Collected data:
-*-*-

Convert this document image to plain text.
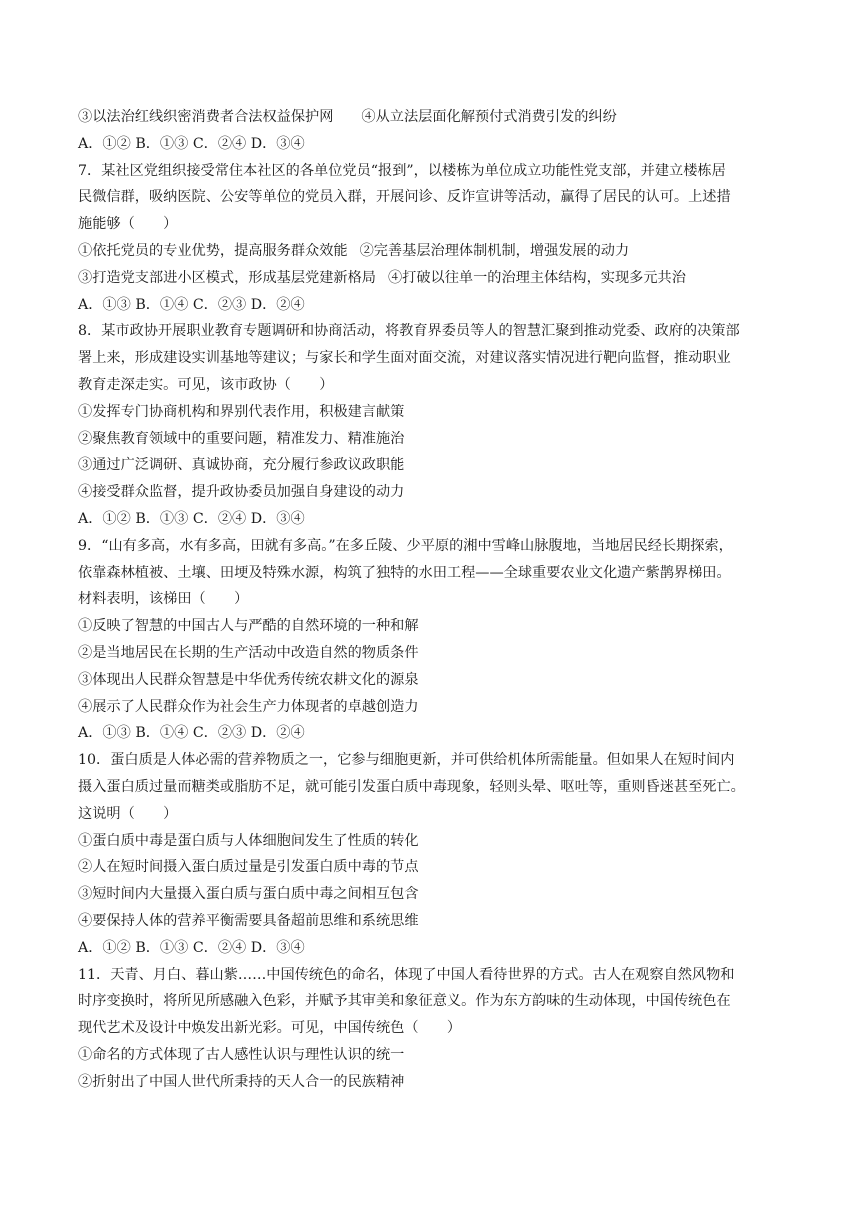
③以法治红线织密消费者合法权益保护网 ④从立法层面化解预付式消费引发的纠纷
A．①② B．①③ C．②④ D．③④
7．某社区党组织接受常住本社区的各单位党员“报到”，以楼栋为单位成立功能性党支部，并建立楼栋居
民微信群，吸纳医院、公安等单位的党员入群，开展问诊、反诈宣讲等活动，赢得了居民的认可。上述措
施能够（　　）
①依托党员的专业优势，提高服务群众效能 ②完善基层治理体制机制，增强发展的动力
③打造党支部进小区模式，形成基层党建新格局 ④打破以往单一的治理主体结构，实现多元共治
A．①③ B．①④ C．②③ D．②④
8．某市政协开展职业教育专题调研和协商活动，将教育界委员等人的智慧汇聚到推动党委、政府的决策部
署上来，形成建设实训基地等建议；与家长和学生面对面交流，对建议落实情况进行靶向监督，推动职业
教育走深走实。可见，该市政协（　　）
①发挥专门协商机构和界别代表作用，积极建言献策
②聚焦教育领域中的重要问题，精准发力、精准施治
③通过广泛调研、真诚协商，充分履行参政议政职能
④接受群众监督，提升政协委员加强自身建设的动力
A．①② B．①③ C．②④ D．③④
9．“山有多高，水有多高，田就有多高。”在多丘陵、少平原的湘中雪峰山脉腹地，当地居民经长期探索，
依靠森林植被、土壤、田埂及特殊水源，构筑了独特的水田工程——全球重要农业文化遗产紫鹊界梯田。
材料表明，该梯田（　　）
①反映了智慧的中国古人与严酷的自然环境的一种和解
②是当地居民在长期的生产活动中改造自然的物质条件
③体现出人民群众智慧是中华优秀传统农耕文化的源泉
④展示了人民群众作为社会生产力体现者的卓越创造力
A．①③ B．①④ C．②③ D．②④
10．蛋白质是人体必需的营养物质之一，它参与细胞更新，并可供给机体所需能量。但如果人在短时间内
摄入蛋白质过量而糖类或脂肪不足，就可能引发蛋白质中毒现象，轻则头晕、呕吐等，重则昏迷甚至死亡。
这说明（　　）
①蛋白质中毒是蛋白质与人体细胞间发生了性质的转化
②人在短时间摄入蛋白质过量是引发蛋白质中毒的节点
③短时间内大量摄入蛋白质与蛋白质中毒之间相互包含
④要保持人体的营养平衡需要具备超前思维和系统思维
A．①② B．①③ C．②④ D．③④
11．天青、月白、暮山紫……中国传统色的命名，体现了中国人看待世界的方式。古人在观察自然风物和
时序变换时，将所见所感融入色彩，并赋予其审美和象征意义。作为东方韵味的生动体现，中国传统色在
现代艺术及设计中焕发出新光彩。可见，中国传统色（　　）
①命名的方式体现了古人感性认识与理性认识的统一
②折射出了中国人世代所秉持的天人合一的民族精神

-*-*-

* **Set exercise**: Take the entries shown above and quote them verbatim, passing over the pictures.

* **Problem solution**:
Convert this document image to plain text.
③以法治红线织密消费者合法权益保护网 ④从立法层面化解预付式消费引发的纠纷
A．①② B．①③ C．②④ D．③④
7．某社区党组织接受常住本社区的各单位党员“报到”，以楼栋为单位成立功能性党支部，并建立楼栋居
民微信群，吸纳医院、公安等单位的党员入群，开展问诊、反诈宣讲等活动，赢得了居民的认可。上述措
施能够（　　）
①依托党员的专业优势，提高服务群众效能 ②完善基层治理体制机制，增强发展的动力
③打造党支部进小区模式，形成基层党建新格局 ④打破以往单一的治理主体结构，实现多元共治
A．①③ B．①④ C．②③ D．②④
8．某市政协开展职业教育专题调研和协商活动，将教育界委员等人的智慧汇聚到推动党委、政府的决策部
署上来，形成建设实训基地等建议；与家长和学生面对面交流，对建议落实情况进行靶向监督，推动职业
教育走深走实。可见，该市政协（　　）
①发挥专门协商机构和界别代表作用，积极建言献策
②聚焦教育领域中的重要问题，精准发力、精准施治
③通过广泛调研、真诚协商，充分履行参政议政职能
④接受群众监督，提升政协委员加强自身建设的动力
A．①② B．①③ C．②④ D．③④
9．“山有多高，水有多高，田就有多高。”在多丘陵、少平原的湘中雪峰山脉腹地，当地居民经长期探索，
依靠森林植被、土壤、田埂及特殊水源，构筑了独特的水田工程——全球重要农业文化遗产紫鹊界梯田。
材料表明，该梯田（　　）
①反映了智慧的中国古人与严酷的自然环境的一种和解
②是当地居民在长期的生产活动中改造自然的物质条件
③体现出人民群众智慧是中华优秀传统农耕文化的源泉
④展示了人民群众作为社会生产力体现者的卓越创造力
A．①③ B．①④ C．②③ D．②④
10．蛋白质是人体必需的营养物质之一，它参与细胞更新，并可供给机体所需能量。但如果人在短时间内
摄入蛋白质过量而糖类或脂肪不足，就可能引发蛋白质中毒现象，轻则头晕、呕吐等，重则昏迷甚至死亡。
这说明（　　）
①蛋白质中毒是蛋白质与人体细胞间发生了性质的转化
②人在短时间摄入蛋白质过量是引发蛋白质中毒的节点
③短时间内大量摄入蛋白质与蛋白质中毒之间相互包含
④要保持人体的营养平衡需要具备超前思维和系统思维
A．①② B．①③ C．②④ D．③④
11．天青、月白、暮山紫……中国传统色的命名，体现了中国人看待世界的方式。古人在观察自然风物和
时序变换时，将所见所感融入色彩，并赋予其审美和象征意义。作为东方韵味的生动体现，中国传统色在
现代艺术及设计中焕发出新光彩。可见，中国传统色（　　）
①命名的方式体现了古人感性认识与理性认识的统一
②折射出了中国人世代所秉持的天人合一的民族精神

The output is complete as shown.